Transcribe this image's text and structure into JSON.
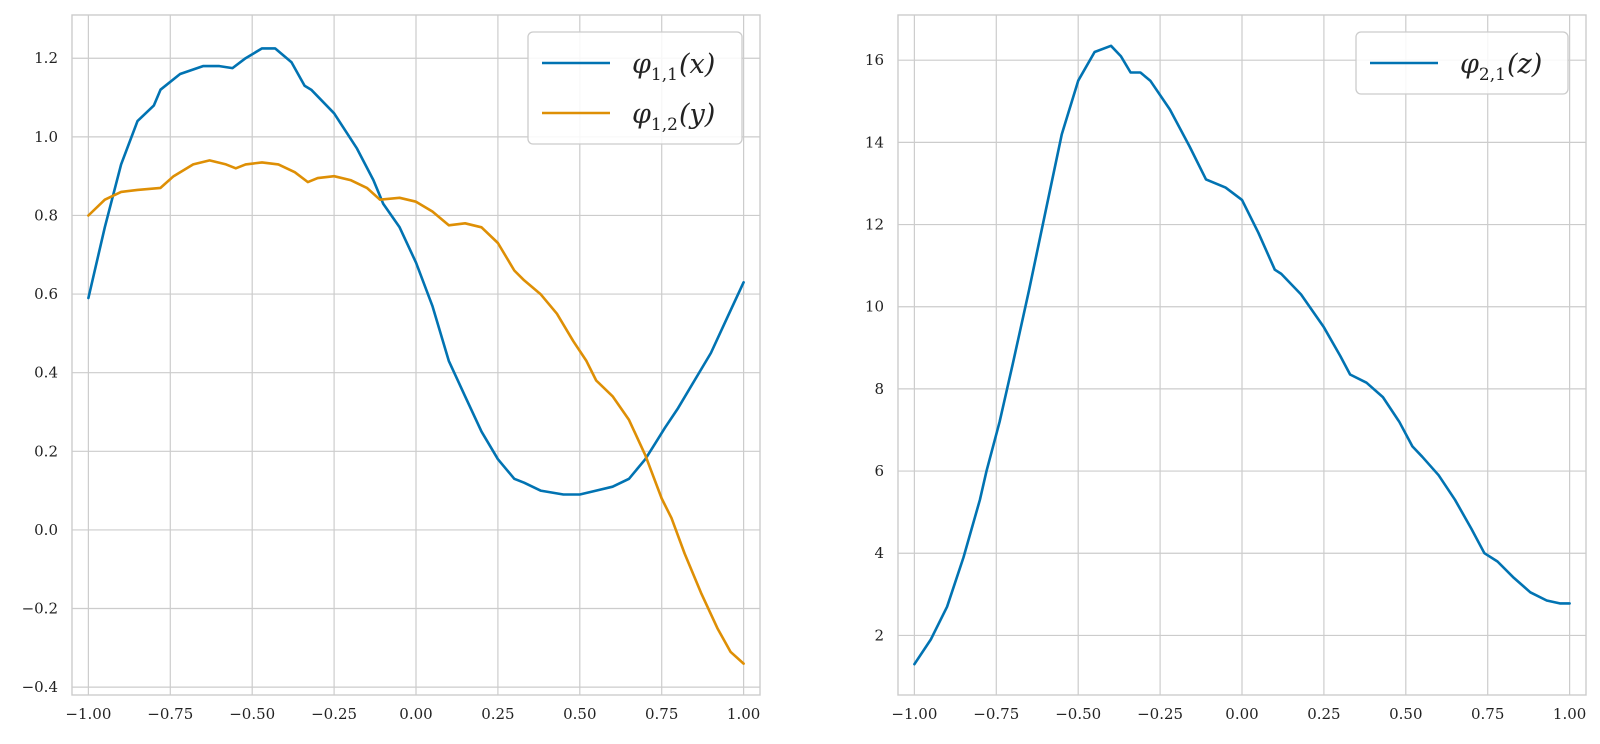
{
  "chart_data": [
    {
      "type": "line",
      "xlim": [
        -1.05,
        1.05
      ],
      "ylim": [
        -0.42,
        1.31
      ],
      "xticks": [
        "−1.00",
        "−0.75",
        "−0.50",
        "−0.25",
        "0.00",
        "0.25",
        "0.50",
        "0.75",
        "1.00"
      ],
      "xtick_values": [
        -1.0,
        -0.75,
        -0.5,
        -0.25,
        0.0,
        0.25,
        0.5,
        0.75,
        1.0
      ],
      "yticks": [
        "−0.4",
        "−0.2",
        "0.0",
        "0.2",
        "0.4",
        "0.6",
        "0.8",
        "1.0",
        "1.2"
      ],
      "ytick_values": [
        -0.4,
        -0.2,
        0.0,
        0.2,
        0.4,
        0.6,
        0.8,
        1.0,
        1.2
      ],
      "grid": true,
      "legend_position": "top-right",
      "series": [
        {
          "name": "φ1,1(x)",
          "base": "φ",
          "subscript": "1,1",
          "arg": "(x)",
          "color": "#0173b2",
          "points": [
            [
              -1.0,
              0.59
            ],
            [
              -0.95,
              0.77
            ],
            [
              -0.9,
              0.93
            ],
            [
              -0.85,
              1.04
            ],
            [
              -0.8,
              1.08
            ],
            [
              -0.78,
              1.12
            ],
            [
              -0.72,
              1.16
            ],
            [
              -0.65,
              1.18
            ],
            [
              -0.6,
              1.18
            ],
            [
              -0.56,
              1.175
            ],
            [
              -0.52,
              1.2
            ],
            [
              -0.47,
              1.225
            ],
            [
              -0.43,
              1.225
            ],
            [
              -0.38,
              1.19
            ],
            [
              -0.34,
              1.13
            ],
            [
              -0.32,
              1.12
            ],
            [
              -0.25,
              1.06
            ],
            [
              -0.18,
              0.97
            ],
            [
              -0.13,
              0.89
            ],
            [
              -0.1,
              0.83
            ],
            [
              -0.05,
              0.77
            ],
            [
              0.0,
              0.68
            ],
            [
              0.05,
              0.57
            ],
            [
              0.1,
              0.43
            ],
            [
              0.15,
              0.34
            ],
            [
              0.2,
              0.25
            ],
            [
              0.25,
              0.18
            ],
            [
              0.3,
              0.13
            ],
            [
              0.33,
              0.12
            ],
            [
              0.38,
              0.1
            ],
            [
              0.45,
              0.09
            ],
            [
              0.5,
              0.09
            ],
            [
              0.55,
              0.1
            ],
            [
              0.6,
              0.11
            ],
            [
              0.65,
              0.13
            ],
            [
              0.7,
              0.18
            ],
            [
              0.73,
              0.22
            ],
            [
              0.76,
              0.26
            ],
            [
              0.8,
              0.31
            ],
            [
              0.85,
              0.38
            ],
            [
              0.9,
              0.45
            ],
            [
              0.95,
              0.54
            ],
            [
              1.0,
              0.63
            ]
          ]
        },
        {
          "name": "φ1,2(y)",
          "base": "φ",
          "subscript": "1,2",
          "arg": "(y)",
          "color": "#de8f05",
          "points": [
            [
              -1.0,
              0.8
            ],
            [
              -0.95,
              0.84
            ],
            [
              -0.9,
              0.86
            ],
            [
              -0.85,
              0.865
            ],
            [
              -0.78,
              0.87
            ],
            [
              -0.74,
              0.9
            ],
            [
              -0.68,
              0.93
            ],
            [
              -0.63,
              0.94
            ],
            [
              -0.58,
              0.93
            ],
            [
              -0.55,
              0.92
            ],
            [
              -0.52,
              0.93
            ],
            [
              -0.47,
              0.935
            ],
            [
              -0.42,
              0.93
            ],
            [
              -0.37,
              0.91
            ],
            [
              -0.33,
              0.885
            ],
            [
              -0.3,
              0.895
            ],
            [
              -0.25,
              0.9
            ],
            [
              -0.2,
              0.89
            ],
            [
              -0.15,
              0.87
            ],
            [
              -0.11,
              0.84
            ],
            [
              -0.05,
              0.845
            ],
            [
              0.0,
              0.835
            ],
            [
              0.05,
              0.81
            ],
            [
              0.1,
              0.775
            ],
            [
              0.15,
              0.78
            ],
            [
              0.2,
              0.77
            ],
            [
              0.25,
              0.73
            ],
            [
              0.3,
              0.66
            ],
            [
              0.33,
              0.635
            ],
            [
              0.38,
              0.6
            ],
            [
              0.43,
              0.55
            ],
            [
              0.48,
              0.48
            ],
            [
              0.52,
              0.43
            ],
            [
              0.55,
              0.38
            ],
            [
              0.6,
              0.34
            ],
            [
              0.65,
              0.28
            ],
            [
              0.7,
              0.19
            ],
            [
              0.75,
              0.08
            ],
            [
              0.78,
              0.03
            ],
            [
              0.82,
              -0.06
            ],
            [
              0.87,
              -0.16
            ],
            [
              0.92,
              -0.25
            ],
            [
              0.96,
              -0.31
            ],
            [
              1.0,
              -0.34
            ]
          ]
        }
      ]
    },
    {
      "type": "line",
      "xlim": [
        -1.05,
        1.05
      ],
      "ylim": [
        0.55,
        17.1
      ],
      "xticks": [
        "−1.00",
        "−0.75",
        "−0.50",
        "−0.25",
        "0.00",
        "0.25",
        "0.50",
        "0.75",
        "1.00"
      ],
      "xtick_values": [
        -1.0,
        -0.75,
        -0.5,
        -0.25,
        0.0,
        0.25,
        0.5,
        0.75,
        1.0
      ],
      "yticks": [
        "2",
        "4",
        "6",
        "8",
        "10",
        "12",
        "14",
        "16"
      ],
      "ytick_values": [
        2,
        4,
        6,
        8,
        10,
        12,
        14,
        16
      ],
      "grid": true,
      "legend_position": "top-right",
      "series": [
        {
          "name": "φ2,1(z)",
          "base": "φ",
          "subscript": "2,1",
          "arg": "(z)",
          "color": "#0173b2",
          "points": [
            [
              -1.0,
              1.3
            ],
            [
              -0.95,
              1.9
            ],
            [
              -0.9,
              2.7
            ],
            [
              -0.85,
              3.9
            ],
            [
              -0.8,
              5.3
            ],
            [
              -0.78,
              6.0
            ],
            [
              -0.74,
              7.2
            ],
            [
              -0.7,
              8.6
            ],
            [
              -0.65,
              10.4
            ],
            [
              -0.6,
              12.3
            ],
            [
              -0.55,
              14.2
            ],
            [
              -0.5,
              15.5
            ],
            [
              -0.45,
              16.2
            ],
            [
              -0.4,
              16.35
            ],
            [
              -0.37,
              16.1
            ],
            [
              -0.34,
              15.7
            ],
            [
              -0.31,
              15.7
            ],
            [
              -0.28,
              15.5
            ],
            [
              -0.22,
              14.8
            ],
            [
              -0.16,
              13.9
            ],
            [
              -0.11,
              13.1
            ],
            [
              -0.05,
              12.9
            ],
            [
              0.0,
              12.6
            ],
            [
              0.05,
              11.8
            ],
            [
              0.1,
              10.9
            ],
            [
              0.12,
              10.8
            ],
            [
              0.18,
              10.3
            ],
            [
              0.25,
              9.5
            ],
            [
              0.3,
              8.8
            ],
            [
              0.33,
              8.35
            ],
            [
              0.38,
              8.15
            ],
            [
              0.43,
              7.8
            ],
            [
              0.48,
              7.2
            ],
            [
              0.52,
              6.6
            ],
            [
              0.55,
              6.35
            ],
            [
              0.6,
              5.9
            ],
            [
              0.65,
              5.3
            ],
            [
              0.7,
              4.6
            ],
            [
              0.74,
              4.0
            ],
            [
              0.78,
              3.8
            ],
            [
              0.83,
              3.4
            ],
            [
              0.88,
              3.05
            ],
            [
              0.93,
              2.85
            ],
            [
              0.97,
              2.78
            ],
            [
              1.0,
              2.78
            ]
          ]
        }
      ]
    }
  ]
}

Exercise goal: Leave out the pictures and copy everything else in the records word for word.

Correct answer:
Transcribe this image's text and structure into JSON.
{
  "chart_data": [
    {
      "type": "line",
      "xlim": [
        -1.05,
        1.05
      ],
      "ylim": [
        -0.42,
        1.31
      ],
      "xticks": [
        "−1.00",
        "−0.75",
        "−0.50",
        "−0.25",
        "0.00",
        "0.25",
        "0.50",
        "0.75",
        "1.00"
      ],
      "xtick_values": [
        -1.0,
        -0.75,
        -0.5,
        -0.25,
        0.0,
        0.25,
        0.5,
        0.75,
        1.0
      ],
      "yticks": [
        "−0.4",
        "−0.2",
        "0.0",
        "0.2",
        "0.4",
        "0.6",
        "0.8",
        "1.0",
        "1.2"
      ],
      "ytick_values": [
        -0.4,
        -0.2,
        0.0,
        0.2,
        0.4,
        0.6,
        0.8,
        1.0,
        1.2
      ],
      "grid": true,
      "legend_position": "top-right",
      "series": [
        {
          "name": "φ1,1(x)",
          "base": "φ",
          "subscript": "1,1",
          "arg": "(x)",
          "color": "#0173b2",
          "points": [
            [
              -1.0,
              0.59
            ],
            [
              -0.95,
              0.77
            ],
            [
              -0.9,
              0.93
            ],
            [
              -0.85,
              1.04
            ],
            [
              -0.8,
              1.08
            ],
            [
              -0.78,
              1.12
            ],
            [
              -0.72,
              1.16
            ],
            [
              -0.65,
              1.18
            ],
            [
              -0.6,
              1.18
            ],
            [
              -0.56,
              1.175
            ],
            [
              -0.52,
              1.2
            ],
            [
              -0.47,
              1.225
            ],
            [
              -0.43,
              1.225
            ],
            [
              -0.38,
              1.19
            ],
            [
              -0.34,
              1.13
            ],
            [
              -0.32,
              1.12
            ],
            [
              -0.25,
              1.06
            ],
            [
              -0.18,
              0.97
            ],
            [
              -0.13,
              0.89
            ],
            [
              -0.1,
              0.83
            ],
            [
              -0.05,
              0.77
            ],
            [
              0.0,
              0.68
            ],
            [
              0.05,
              0.57
            ],
            [
              0.1,
              0.43
            ],
            [
              0.15,
              0.34
            ],
            [
              0.2,
              0.25
            ],
            [
              0.25,
              0.18
            ],
            [
              0.3,
              0.13
            ],
            [
              0.33,
              0.12
            ],
            [
              0.38,
              0.1
            ],
            [
              0.45,
              0.09
            ],
            [
              0.5,
              0.09
            ],
            [
              0.55,
              0.1
            ],
            [
              0.6,
              0.11
            ],
            [
              0.65,
              0.13
            ],
            [
              0.7,
              0.18
            ],
            [
              0.73,
              0.22
            ],
            [
              0.76,
              0.26
            ],
            [
              0.8,
              0.31
            ],
            [
              0.85,
              0.38
            ],
            [
              0.9,
              0.45
            ],
            [
              0.95,
              0.54
            ],
            [
              1.0,
              0.63
            ]
          ]
        },
        {
          "name": "φ1,2(y)",
          "base": "φ",
          "subscript": "1,2",
          "arg": "(y)",
          "color": "#de8f05",
          "points": [
            [
              -1.0,
              0.8
            ],
            [
              -0.95,
              0.84
            ],
            [
              -0.9,
              0.86
            ],
            [
              -0.85,
              0.865
            ],
            [
              -0.78,
              0.87
            ],
            [
              -0.74,
              0.9
            ],
            [
              -0.68,
              0.93
            ],
            [
              -0.63,
              0.94
            ],
            [
              -0.58,
              0.93
            ],
            [
              -0.55,
              0.92
            ],
            [
              -0.52,
              0.93
            ],
            [
              -0.47,
              0.935
            ],
            [
              -0.42,
              0.93
            ],
            [
              -0.37,
              0.91
            ],
            [
              -0.33,
              0.885
            ],
            [
              -0.3,
              0.895
            ],
            [
              -0.25,
              0.9
            ],
            [
              -0.2,
              0.89
            ],
            [
              -0.15,
              0.87
            ],
            [
              -0.11,
              0.84
            ],
            [
              -0.05,
              0.845
            ],
            [
              0.0,
              0.835
            ],
            [
              0.05,
              0.81
            ],
            [
              0.1,
              0.775
            ],
            [
              0.15,
              0.78
            ],
            [
              0.2,
              0.77
            ],
            [
              0.25,
              0.73
            ],
            [
              0.3,
              0.66
            ],
            [
              0.33,
              0.635
            ],
            [
              0.38,
              0.6
            ],
            [
              0.43,
              0.55
            ],
            [
              0.48,
              0.48
            ],
            [
              0.52,
              0.43
            ],
            [
              0.55,
              0.38
            ],
            [
              0.6,
              0.34
            ],
            [
              0.65,
              0.28
            ],
            [
              0.7,
              0.19
            ],
            [
              0.75,
              0.08
            ],
            [
              0.78,
              0.03
            ],
            [
              0.82,
              -0.06
            ],
            [
              0.87,
              -0.16
            ],
            [
              0.92,
              -0.25
            ],
            [
              0.96,
              -0.31
            ],
            [
              1.0,
              -0.34
            ]
          ]
        }
      ]
    },
    {
      "type": "line",
      "xlim": [
        -1.05,
        1.05
      ],
      "ylim": [
        0.55,
        17.1
      ],
      "xticks": [
        "−1.00",
        "−0.75",
        "−0.50",
        "−0.25",
        "0.00",
        "0.25",
        "0.50",
        "0.75",
        "1.00"
      ],
      "xtick_values": [
        -1.0,
        -0.75,
        -0.5,
        -0.25,
        0.0,
        0.25,
        0.5,
        0.75,
        1.0
      ],
      "yticks": [
        "2",
        "4",
        "6",
        "8",
        "10",
        "12",
        "14",
        "16"
      ],
      "ytick_values": [
        2,
        4,
        6,
        8,
        10,
        12,
        14,
        16
      ],
      "grid": true,
      "legend_position": "top-right",
      "series": [
        {
          "name": "φ2,1(z)",
          "base": "φ",
          "subscript": "2,1",
          "arg": "(z)",
          "color": "#0173b2",
          "points": [
            [
              -1.0,
              1.3
            ],
            [
              -0.95,
              1.9
            ],
            [
              -0.9,
              2.7
            ],
            [
              -0.85,
              3.9
            ],
            [
              -0.8,
              5.3
            ],
            [
              -0.78,
              6.0
            ],
            [
              -0.74,
              7.2
            ],
            [
              -0.7,
              8.6
            ],
            [
              -0.65,
              10.4
            ],
            [
              -0.6,
              12.3
            ],
            [
              -0.55,
              14.2
            ],
            [
              -0.5,
              15.5
            ],
            [
              -0.45,
              16.2
            ],
            [
              -0.4,
              16.35
            ],
            [
              -0.37,
              16.1
            ],
            [
              -0.34,
              15.7
            ],
            [
              -0.31,
              15.7
            ],
            [
              -0.28,
              15.5
            ],
            [
              -0.22,
              14.8
            ],
            [
              -0.16,
              13.9
            ],
            [
              -0.11,
              13.1
            ],
            [
              -0.05,
              12.9
            ],
            [
              0.0,
              12.6
            ],
            [
              0.05,
              11.8
            ],
            [
              0.1,
              10.9
            ],
            [
              0.12,
              10.8
            ],
            [
              0.18,
              10.3
            ],
            [
              0.25,
              9.5
            ],
            [
              0.3,
              8.8
            ],
            [
              0.33,
              8.35
            ],
            [
              0.38,
              8.15
            ],
            [
              0.43,
              7.8
            ],
            [
              0.48,
              7.2
            ],
            [
              0.52,
              6.6
            ],
            [
              0.55,
              6.35
            ],
            [
              0.6,
              5.9
            ],
            [
              0.65,
              5.3
            ],
            [
              0.7,
              4.6
            ],
            [
              0.74,
              4.0
            ],
            [
              0.78,
              3.8
            ],
            [
              0.83,
              3.4
            ],
            [
              0.88,
              3.05
            ],
            [
              0.93,
              2.85
            ],
            [
              0.97,
              2.78
            ],
            [
              1.0,
              2.78
            ]
          ]
        }
      ]
    }
  ]
}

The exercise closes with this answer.